[Data entries]

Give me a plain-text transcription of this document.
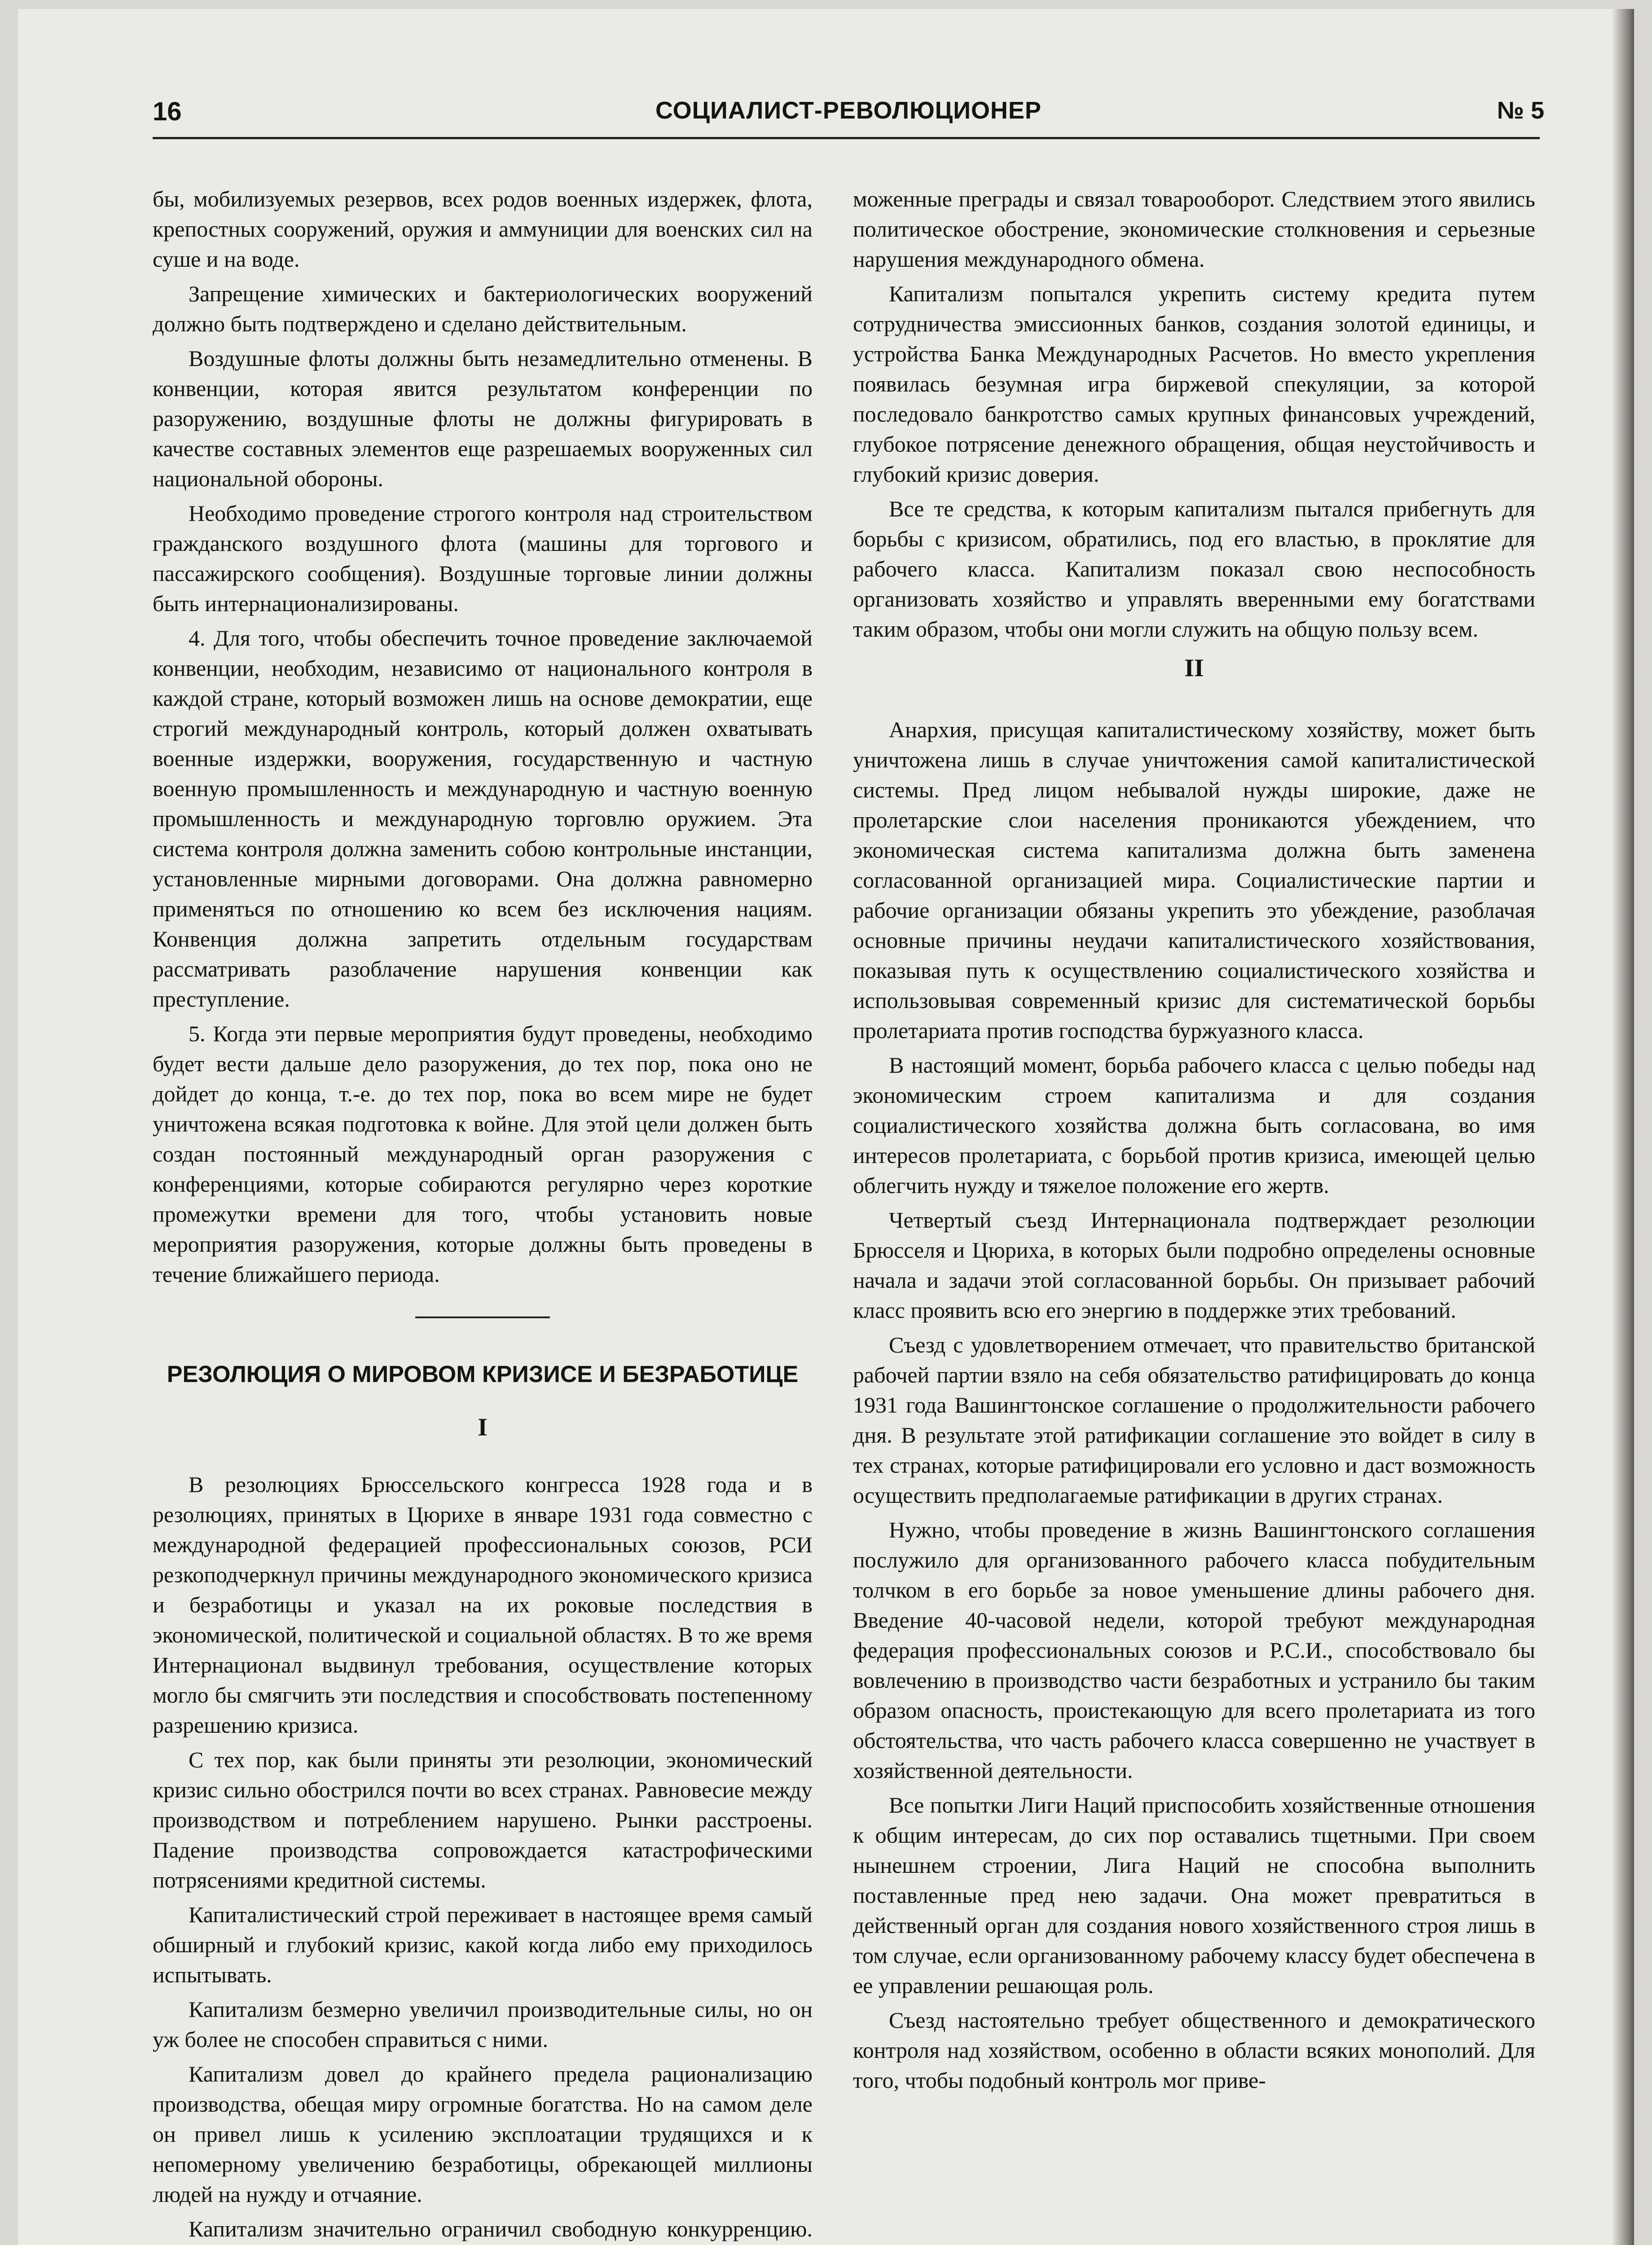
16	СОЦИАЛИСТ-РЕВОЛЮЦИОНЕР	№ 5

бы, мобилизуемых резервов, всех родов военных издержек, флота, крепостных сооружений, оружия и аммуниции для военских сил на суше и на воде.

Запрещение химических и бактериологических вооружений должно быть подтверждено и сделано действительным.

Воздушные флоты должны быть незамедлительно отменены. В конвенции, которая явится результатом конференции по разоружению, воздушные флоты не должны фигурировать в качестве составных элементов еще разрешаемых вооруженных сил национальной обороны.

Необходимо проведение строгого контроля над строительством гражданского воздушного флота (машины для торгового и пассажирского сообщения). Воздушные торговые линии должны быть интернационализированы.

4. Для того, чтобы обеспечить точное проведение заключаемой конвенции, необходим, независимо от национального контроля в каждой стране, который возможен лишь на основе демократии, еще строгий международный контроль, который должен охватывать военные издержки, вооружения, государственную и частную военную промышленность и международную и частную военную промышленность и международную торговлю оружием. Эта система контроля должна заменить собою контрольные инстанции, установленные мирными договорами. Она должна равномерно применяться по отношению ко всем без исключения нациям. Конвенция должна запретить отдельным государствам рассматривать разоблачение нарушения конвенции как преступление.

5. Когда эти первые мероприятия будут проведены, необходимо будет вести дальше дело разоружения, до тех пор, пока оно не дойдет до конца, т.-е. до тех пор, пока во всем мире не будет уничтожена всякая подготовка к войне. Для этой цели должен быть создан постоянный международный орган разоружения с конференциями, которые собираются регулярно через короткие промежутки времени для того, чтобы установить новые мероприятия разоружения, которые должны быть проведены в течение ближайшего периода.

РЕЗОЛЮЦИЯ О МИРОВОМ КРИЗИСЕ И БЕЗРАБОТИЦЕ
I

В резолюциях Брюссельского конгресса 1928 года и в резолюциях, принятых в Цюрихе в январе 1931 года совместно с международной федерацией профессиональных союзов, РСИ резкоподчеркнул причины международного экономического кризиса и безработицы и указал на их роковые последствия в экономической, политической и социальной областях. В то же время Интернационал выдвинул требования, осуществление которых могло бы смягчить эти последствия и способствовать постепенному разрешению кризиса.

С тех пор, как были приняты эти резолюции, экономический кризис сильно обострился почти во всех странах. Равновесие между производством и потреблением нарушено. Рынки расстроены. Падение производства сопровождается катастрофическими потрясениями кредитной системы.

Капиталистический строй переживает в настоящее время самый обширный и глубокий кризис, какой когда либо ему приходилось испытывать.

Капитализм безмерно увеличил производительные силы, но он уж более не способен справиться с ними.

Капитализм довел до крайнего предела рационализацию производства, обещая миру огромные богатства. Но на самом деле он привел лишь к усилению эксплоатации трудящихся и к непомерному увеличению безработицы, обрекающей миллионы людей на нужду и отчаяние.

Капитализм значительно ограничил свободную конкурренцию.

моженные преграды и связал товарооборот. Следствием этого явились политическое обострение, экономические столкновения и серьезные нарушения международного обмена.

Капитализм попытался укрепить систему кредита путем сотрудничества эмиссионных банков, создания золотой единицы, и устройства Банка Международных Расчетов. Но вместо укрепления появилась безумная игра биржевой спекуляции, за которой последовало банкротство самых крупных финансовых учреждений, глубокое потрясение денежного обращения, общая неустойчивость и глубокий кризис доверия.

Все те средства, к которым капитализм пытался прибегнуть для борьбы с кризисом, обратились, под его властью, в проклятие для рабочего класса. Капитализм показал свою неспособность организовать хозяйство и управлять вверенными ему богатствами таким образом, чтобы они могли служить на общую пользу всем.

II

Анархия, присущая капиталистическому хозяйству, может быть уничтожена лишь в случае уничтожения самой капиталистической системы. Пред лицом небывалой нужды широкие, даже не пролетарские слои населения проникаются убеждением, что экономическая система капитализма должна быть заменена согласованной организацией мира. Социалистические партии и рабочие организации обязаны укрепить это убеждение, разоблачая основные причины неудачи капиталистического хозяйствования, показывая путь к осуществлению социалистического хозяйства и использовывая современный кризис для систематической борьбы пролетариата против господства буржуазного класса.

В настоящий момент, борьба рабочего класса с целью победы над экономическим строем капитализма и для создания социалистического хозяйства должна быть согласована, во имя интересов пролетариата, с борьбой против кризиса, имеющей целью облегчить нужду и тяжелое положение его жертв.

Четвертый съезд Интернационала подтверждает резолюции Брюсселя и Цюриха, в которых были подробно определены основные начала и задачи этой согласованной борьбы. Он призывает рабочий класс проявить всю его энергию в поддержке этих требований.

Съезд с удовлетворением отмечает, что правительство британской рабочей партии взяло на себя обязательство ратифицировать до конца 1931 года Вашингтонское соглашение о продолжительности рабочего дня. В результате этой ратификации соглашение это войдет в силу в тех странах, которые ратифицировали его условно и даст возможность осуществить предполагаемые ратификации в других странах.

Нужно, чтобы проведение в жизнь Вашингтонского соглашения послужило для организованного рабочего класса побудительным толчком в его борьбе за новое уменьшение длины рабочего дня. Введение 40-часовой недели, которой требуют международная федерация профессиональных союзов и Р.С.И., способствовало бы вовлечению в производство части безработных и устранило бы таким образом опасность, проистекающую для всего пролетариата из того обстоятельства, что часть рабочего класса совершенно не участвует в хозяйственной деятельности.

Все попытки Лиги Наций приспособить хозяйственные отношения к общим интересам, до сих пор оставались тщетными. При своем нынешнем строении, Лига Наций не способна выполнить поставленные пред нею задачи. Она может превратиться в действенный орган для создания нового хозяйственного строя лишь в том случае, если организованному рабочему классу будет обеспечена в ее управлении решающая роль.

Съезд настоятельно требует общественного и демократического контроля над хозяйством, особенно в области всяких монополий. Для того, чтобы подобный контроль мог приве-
...
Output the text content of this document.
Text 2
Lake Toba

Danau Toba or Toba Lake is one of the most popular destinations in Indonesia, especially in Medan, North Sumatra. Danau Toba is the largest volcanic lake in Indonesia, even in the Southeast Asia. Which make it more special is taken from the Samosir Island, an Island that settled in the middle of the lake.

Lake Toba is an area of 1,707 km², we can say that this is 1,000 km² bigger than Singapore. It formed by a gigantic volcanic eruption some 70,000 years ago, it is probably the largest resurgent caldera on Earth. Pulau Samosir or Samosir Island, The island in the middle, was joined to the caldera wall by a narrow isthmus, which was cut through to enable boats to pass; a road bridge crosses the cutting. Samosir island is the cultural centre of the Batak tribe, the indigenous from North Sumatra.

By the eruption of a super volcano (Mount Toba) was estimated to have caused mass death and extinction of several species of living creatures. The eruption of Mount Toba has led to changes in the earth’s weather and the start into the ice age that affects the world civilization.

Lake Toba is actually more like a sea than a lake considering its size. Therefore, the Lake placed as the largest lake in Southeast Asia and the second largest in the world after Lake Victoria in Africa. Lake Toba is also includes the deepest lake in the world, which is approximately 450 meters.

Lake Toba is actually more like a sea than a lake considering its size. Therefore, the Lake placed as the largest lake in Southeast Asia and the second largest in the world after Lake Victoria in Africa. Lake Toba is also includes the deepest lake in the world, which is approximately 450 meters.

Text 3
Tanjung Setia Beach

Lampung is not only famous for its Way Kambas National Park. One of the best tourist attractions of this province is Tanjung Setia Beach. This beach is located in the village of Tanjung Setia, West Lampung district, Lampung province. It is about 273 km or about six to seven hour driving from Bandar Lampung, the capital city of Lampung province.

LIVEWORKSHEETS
...
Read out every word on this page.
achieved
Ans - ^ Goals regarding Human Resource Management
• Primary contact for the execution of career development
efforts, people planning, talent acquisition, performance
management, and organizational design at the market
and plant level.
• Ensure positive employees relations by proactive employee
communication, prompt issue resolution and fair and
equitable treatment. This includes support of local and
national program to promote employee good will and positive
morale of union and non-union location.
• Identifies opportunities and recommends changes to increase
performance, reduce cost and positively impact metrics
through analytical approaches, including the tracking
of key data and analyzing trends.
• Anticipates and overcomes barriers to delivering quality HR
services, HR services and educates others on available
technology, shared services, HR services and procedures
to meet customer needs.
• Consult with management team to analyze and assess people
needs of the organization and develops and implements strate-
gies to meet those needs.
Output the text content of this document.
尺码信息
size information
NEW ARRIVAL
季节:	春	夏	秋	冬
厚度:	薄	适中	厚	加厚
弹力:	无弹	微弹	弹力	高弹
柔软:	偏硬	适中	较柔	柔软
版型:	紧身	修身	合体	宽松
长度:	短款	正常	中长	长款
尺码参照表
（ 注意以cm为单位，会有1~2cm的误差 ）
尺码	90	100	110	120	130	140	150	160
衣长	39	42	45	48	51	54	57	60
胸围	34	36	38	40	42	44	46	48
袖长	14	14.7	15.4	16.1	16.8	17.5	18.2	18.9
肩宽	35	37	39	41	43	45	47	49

DESCRIPTION OF THE TASK
Gather up the lines containing the word "meet" from these records and copy them.

RESPONSE BELOW
to meet customer needs.
gies to meet those needs.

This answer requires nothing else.